Dataset listings of figures.
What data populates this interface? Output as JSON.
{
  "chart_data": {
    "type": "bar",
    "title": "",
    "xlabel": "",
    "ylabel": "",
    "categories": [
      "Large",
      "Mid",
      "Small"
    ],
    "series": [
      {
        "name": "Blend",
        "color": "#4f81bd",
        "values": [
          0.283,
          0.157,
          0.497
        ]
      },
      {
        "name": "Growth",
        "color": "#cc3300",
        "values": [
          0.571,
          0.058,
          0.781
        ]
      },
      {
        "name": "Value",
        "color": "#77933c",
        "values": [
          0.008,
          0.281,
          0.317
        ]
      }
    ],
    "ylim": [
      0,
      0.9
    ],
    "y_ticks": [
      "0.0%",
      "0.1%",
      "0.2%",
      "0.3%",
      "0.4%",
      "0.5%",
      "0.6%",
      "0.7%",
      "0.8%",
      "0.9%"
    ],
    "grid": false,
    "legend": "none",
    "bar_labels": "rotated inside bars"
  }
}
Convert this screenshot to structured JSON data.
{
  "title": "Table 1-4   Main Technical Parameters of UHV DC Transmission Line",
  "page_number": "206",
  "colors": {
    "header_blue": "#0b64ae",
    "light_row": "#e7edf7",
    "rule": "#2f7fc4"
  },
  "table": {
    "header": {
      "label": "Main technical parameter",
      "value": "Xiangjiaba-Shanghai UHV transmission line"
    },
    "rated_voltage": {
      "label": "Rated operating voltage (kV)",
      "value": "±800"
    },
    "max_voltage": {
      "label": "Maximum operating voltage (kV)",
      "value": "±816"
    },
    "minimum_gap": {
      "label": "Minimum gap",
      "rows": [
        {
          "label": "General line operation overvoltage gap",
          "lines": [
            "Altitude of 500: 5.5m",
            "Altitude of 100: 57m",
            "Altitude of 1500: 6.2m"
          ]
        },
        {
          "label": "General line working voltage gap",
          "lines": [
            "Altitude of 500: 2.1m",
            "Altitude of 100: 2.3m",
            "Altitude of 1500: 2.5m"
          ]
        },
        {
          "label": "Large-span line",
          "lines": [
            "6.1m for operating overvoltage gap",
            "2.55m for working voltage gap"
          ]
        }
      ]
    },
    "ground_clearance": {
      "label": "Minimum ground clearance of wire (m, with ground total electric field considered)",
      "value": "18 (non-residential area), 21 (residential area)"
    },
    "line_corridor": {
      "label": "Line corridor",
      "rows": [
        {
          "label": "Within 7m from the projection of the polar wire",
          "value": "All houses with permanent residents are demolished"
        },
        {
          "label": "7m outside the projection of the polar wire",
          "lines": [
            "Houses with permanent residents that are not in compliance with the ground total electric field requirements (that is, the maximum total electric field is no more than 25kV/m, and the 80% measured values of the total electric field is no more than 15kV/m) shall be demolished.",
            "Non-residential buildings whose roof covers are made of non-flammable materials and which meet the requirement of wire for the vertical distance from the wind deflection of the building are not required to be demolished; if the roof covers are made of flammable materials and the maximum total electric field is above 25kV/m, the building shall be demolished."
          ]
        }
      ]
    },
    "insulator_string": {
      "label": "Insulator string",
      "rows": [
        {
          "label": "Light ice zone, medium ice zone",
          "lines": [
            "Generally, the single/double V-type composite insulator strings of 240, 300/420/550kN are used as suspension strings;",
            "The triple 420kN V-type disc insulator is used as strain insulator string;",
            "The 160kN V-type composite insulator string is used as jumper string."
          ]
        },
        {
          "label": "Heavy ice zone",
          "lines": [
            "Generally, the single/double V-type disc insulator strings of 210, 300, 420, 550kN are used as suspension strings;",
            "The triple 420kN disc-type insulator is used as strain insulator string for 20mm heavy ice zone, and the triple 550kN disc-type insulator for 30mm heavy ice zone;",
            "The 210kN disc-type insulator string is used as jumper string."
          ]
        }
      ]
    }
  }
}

WHAT YOU SHOULD DO. Extract each line from the listing above, please, and repeat it exactly.

WRITTEN SOLUTION.
What data populates this interface? Output as JSON.
{
  "chart_data": {
    "type": "bar",
    "title": "",
    "xlabel": "",
    "ylabel": "",
    "categories": [
      "Large",
      "Mid",
      "Small"
    ],
    "series": [
      {
        "name": "Blend",
        "color": "#4f81bd",
        "values": [
          0.283,
          0.157,
          0.497
        ]
      },
      {
        "name": "Growth",
        "color": "#cc3300",
        "values": [
          0.571,
          0.058,
          0.781
        ]
      },
      {
        "name": "Value",
        "color": "#77933c",
        "values": [
          0.008,
          0.281,
          0.317
        ]
      }
    ],
    "ylim": [
      0,
      0.9
    ],
    "y_ticks": [
      "0.0%",
      "0.1%",
      "0.2%",
      "0.3%",
      "0.4%",
      "0.5%",
      "0.6%",
      "0.7%",
      "0.8%",
      "0.9%"
    ],
    "grid": false,
    "legend": "none",
    "bar_labels": "rotated inside bars"
  }
}
Convert this screenshot to structured JSON data.
{
  "title": "Table 1-4   Main Technical Parameters of UHV DC Transmission Line",
  "page_number": "206",
  "colors": {
    "header_blue": "#0b64ae",
    "light_row": "#e7edf7",
    "rule": "#2f7fc4"
  },
  "table": {
    "header": {
      "label": "Main technical parameter",
      "value": "Xiangjiaba-Shanghai UHV transmission line"
    },
    "rated_voltage": {
      "label": "Rated operating voltage (kV)",
      "value": "±800"
    },
    "max_voltage": {
      "label": "Maximum operating voltage (kV)",
      "value": "±816"
    },
    "minimum_gap": {
      "label": "Minimum gap",
      "rows": [
        {
          "label": "General line operation overvoltage gap",
          "lines": [
            "Altitude of 500: 5.5m",
            "Altitude of 100: 57m",
            "Altitude of 1500: 6.2m"
          ]
        },
        {
          "label": "General line working voltage gap",
          "lines": [
            "Altitude of 500: 2.1m",
            "Altitude of 100: 2.3m",
            "Altitude of 1500: 2.5m"
          ]
        },
        {
          "label": "Large-span line",
          "lines": [
            "6.1m for operating overvoltage gap",
            "2.55m for working voltage gap"
          ]
        }
      ]
    },
    "ground_clearance": {
      "label": "Minimum ground clearance of wire (m, with ground total electric field considered)",
      "value": "18 (non-residential area), 21 (residential area)"
    },
    "line_corridor": {
      "label": "Line corridor",
      "rows": [
        {
          "label": "Within 7m from the projection of the polar wire",
          "value": "All houses with permanent residents are demolished"
        },
        {
          "label": "7m outside the projection of the polar wire",
          "lines": [
            "Houses with permanent residents that are not in compliance with the ground total electric field requirements (that is, the maximum total electric field is no more than 25kV/m, and the 80% measured values of the total electric field is no more than 15kV/m) shall be demolished.",
            "Non-residential buildings whose roof covers are made of non-flammable materials and which meet the requirement of wire for the vertical distance from the wind deflection of the building are not required to be demolished; if the roof covers are made of flammable materials and the maximum total electric field is above 25kV/m, the building shall be demolished."
          ]
        }
      ]
    },
    "insulator_string": {
      "label": "Insulator string",
      "rows": [
        {
          "label": "Light ice zone, medium ice zone",
          "lines": [
            "Generally, the single/double V-type composite insulator strings of 240, 300/420/550kN are used as suspension strings;",
            "The triple 420kN V-type disc insulator is used as strain insulator string;",
            "The 160kN V-type composite insulator string is used as jumper string."
          ]
        },
        {
          "label": "Heavy ice zone",
          "lines": [
            "Generally, the single/double V-type disc insulator strings of 210, 300, 420, 550kN are used as suspension strings;",
            "The triple 420kN disc-type insulator is used as strain insulator string for 20mm heavy ice zone, and the triple 550kN disc-type insulator for 30mm heavy ice zone;",
            "The 210kN disc-type insulator string is used as jumper string."
          ]
        }
      ]
    }
  }
}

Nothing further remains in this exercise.